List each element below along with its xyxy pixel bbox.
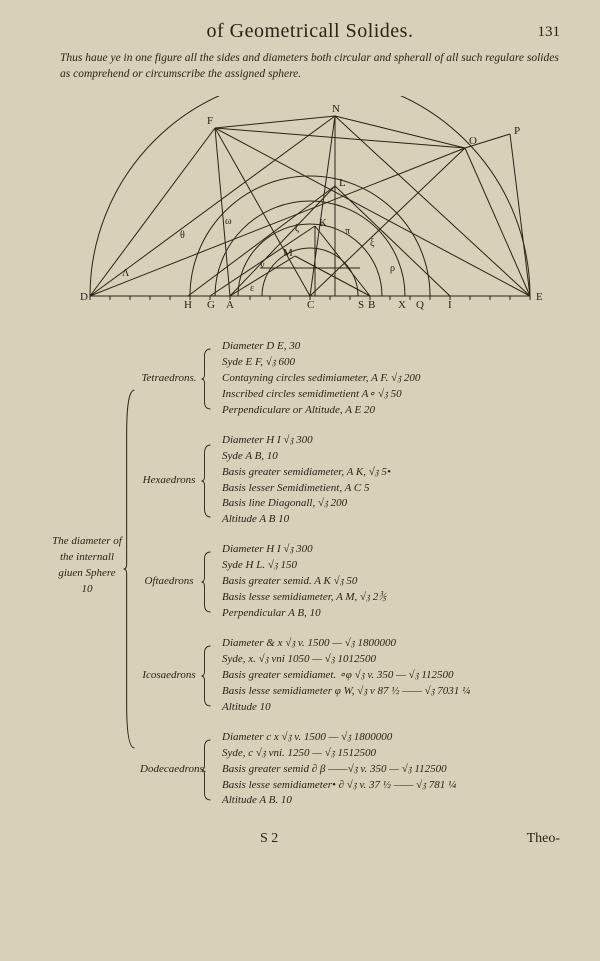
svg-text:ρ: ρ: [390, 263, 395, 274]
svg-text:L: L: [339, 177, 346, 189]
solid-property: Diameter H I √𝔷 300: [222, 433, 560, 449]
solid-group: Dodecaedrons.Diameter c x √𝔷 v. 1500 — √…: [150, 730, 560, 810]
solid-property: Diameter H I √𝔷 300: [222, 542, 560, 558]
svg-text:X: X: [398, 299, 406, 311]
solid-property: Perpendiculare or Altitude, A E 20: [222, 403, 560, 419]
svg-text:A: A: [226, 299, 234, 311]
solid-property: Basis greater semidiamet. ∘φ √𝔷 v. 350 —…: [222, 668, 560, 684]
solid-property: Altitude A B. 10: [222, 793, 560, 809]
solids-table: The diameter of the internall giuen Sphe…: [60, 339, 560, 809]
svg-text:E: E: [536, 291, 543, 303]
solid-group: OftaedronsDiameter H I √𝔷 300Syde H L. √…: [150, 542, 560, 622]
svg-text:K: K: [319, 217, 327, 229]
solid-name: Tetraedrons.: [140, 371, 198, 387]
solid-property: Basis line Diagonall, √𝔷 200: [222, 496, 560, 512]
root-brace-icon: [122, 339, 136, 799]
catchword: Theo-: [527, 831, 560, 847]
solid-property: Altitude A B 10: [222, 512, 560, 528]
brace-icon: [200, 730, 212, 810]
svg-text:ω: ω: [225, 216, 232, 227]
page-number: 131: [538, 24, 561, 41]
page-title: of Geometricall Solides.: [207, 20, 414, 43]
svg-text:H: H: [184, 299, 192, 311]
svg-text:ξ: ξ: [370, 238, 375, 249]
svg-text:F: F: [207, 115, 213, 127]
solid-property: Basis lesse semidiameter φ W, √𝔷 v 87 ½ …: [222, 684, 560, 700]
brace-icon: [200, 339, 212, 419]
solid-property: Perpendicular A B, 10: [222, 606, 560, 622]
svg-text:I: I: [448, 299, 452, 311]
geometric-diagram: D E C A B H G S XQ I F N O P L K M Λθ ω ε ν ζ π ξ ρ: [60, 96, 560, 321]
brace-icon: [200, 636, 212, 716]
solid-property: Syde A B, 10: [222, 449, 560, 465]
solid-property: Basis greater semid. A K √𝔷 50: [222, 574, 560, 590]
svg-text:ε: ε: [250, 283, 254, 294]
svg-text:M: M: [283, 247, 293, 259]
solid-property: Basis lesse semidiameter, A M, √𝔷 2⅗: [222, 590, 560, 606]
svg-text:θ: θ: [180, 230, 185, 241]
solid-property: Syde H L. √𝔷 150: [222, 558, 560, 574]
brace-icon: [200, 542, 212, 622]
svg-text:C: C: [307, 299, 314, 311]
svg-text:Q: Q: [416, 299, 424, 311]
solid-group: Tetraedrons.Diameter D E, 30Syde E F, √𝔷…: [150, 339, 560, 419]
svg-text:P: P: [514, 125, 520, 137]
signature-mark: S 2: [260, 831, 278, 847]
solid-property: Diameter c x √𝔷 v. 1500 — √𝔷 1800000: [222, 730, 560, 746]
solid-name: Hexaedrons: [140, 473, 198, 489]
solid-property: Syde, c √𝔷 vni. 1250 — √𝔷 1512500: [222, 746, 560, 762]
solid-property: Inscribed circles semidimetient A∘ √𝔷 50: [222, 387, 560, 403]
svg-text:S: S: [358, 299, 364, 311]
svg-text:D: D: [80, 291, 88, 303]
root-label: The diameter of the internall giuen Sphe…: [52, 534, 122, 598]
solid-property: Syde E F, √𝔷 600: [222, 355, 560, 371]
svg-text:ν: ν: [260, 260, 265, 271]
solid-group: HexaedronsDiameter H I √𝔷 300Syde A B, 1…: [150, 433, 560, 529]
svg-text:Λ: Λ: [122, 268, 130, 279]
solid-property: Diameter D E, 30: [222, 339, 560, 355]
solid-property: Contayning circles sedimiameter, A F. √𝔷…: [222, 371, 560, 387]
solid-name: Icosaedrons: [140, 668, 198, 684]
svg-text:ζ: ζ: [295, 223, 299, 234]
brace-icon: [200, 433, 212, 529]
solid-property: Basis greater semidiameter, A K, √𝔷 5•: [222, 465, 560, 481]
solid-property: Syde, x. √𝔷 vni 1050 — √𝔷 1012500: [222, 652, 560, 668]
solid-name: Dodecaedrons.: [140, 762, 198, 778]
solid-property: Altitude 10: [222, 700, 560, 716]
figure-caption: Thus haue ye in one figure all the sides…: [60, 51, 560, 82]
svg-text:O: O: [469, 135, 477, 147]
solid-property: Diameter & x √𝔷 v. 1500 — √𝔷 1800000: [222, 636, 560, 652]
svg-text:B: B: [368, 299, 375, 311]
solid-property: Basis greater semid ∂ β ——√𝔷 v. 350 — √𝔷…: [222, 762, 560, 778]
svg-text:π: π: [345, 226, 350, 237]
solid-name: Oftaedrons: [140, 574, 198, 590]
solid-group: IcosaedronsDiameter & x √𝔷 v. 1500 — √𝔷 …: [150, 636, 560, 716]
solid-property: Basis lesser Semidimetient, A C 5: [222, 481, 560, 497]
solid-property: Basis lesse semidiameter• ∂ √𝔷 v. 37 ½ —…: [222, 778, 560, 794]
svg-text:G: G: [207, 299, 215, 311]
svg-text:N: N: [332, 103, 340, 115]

-*-*-

▶ **Task goal**: Rewrite every line of the items above as a Markdown table with the columns No. and Line, one numbered row per line. Leave out blank lines and pictures.

▶ **Written response**:
| No. | Line |
|---|---|
| 1 | List each element below along with its xyxy pixel bbox. |
| 2 | svg-text:ρ: ρ: [390, 263, 395, 274] |
| 3 | svg-text:L: L: [339, 177, 346, 189] |
| 4 | solid-property: Diameter H I √𝔷 300: [222, 433, 560, 449] |
| 5 | solid-group: Dodecaedrons.Diameter c x √𝔷 v. 1500 — √…: [150, 730, 560, 810] |
| 6 | solid-property: Diameter H I √𝔷 300: [222, 542, 560, 558] |
| 7 | svg-text:X: X: [398, 299, 406, 311] |
| 8 | solid-property: Perpendiculare or Altitude, A E 20: [222, 403, 560, 419] |
| 9 | svg-text:A: A: [226, 299, 234, 311] |
| 10 | solid-property: Basis greater semidiamet. ∘φ √𝔷 v. 350 —…: [222, 668, 560, 684] |
| 11 | solid-property: Altitude A B. 10: [222, 793, 560, 809] |
| 12 | solids-table: The diameter of the internall giuen Sphe…: [60, 339, 560, 809] |
| 13 | svg-text:E: E: [536, 291, 543, 303] |
| 14 | solid-group: OftaedronsDiameter H I √𝔷 300Syde H L. √…: [150, 542, 560, 622] |
| 15 | svg-text:K: K: [319, 217, 327, 229] |
| 16 | solid-name: Tetraedrons.: [140, 371, 198, 387] |
| 17 | solid-property: Basis line Diagonall, √𝔷 200: [222, 496, 560, 512] |
| 18 | root-brace-icon: [122, 339, 136, 799] |
| 19 | catchword: Theo-: [527, 831, 560, 847] |
| 20 | solid-property: Altitude A B 10: [222, 512, 560, 528] |
| 21 | brace-icon: [200, 730, 212, 810] |
| 22 | svg-text:ω: ω: [225, 216, 232, 227] |
| 23 | page-number: 131: [538, 24, 561, 41] |
| 24 | page-title: of Geometricall Solides.: [207, 20, 414, 43] |
| 25 | svg-text:H: H: [184, 299, 192, 311] |
| 26 | svg-text:ξ: ξ: [370, 238, 375, 249] |
| 27 | svg-text:F: F: [207, 115, 213, 127] |
| 28 | solid-property: Basis lesse semidiameter φ W, √𝔷 v 87 ½ …: [222, 684, 560, 700] |
| 29 | brace-icon: [200, 339, 212, 419] |
| 30 | solid-property: Perpendicular A B, 10: [222, 606, 560, 622] |
| 31 | svg-text:I: I: [448, 299, 452, 311] |
| 32 | geometric-diagram: D E C A B H G S XQ I F N O P L K M Λθ ω ε ν ζ π ξ ρ: [60, 96, 560, 321] |
| 33 | brace-icon: [200, 636, 212, 716] |
| 34 | solid-property: Syde A B, 10: [222, 449, 560, 465] |
| 35 | solid-property: Basis greater semid. A K √𝔷 50: [222, 574, 560, 590] |
| 36 | svg-text:ε: ε: [250, 283, 254, 294] |
| 37 | svg-text:M: M: [283, 247, 293, 259] |
| 38 | solid-property: Basis lesse semidiameter, A M, √𝔷 2⅗: [222, 590, 560, 606] |
| 39 | svg-text:θ: θ: [180, 230, 185, 241] |
| 40 | solid-property: Syde H L. √𝔷 150: [222, 558, 560, 574] |
| 41 | brace-icon: [200, 542, 212, 622] |
| 42 | svg-text:C: C: [307, 299, 314, 311] |
| 43 | svg-text:Q: Q: [416, 299, 424, 311] |
| 44 | solid-group: Tetraedrons.Diameter D E, 30Syde E F, √𝔷…: [150, 339, 560, 419] |
| 45 | svg-text:P: P: [514, 125, 520, 137] |
| 46 | signature-mark: S 2: [260, 831, 278, 847] |
| 47 | solid-property: Diameter c x √𝔷 v. 1500 — √𝔷 1800000: [222, 730, 560, 746] |
| 48 | solid-name: Hexaedrons: [140, 473, 198, 489] |
| 49 | solid-property: Syde, c √𝔷 vni. 1250 — √𝔷 1512500: [222, 746, 560, 762] |
| 50 | solid-property: Inscribed circles semidimetient A∘ √𝔷 50: [222, 387, 560, 403] |
| 51 | svg-text:S: S: [358, 299, 364, 311] |
| 52 | svg-text:D: D: [80, 291, 88, 303] |
| 53 | root-label: The diameter of the internall giuen Sphe…: [52, 534, 122, 598] |
| 54 | solid-property: Syde E F, √𝔷 600: [222, 355, 560, 371] |
| 55 | svg-text:ν: ν: [260, 260, 265, 271] |
| 56 | solid-group: HexaedronsDiameter H I √𝔷 300Syde A B, 1…: [150, 433, 560, 529] |
| 57 | svg-text:Λ: Λ: [122, 268, 130, 279] |
| 58 | solid-property: Diameter D E, 30: [222, 339, 560, 355] |
| 59 | solid-property: Contayning circles sedimiameter, A F. √𝔷…: [222, 371, 560, 387] |
| 60 | solid-name: Icosaedrons: [140, 668, 198, 684] |
| 61 | svg-text:ζ: ζ: [295, 223, 299, 234] |
| 62 | brace-icon: [200, 433, 212, 529] |
| 63 | solid-property: Basis greater semidiameter, A K, √𝔷 5•: [222, 465, 560, 481] |
| 64 | solid-property: Syde, x. √𝔷 vni 1050 — √𝔷 1012500: [222, 652, 560, 668] |
| 65 | solid-name: Dodecaedrons.: [140, 762, 198, 778] |
| 66 | solid-property: Altitude 10: [222, 700, 560, 716] |
| 67 | figure-caption: Thus haue ye in one figure all the sides…: [60, 51, 560, 82] |
| 68 | svg-text:O: O: [469, 135, 477, 147] |
| 69 | solid-property: Diameter & x √𝔷 v. 1500 — √𝔷 1800000: [222, 636, 560, 652] |
| 70 | svg-text:B: B: [368, 299, 375, 311] |
| 71 | solid-property: Basis greater semid ∂ β ——√𝔷 v. 350 — √𝔷…: [222, 762, 560, 778] |
| 72 | svg-text:π: π: [345, 226, 350, 237] |
| 73 | solid-name: Oftaedrons: [140, 574, 198, 590] |
| 74 | solid-group: IcosaedronsDiameter & x √𝔷 v. 1500 — √𝔷 …: [150, 636, 560, 716] |
| 75 | solid-property: Basis lesser Semidimetient, A C 5: [222, 481, 560, 497] |
| 76 | solid-property: Basis lesse semidiameter• ∂ √𝔷 v. 37 ½ —…: [222, 778, 560, 794] |
| 77 | svg-text:G: G: [207, 299, 215, 311] |
| 78 | svg-text:N: N: [332, 103, 340, 115] |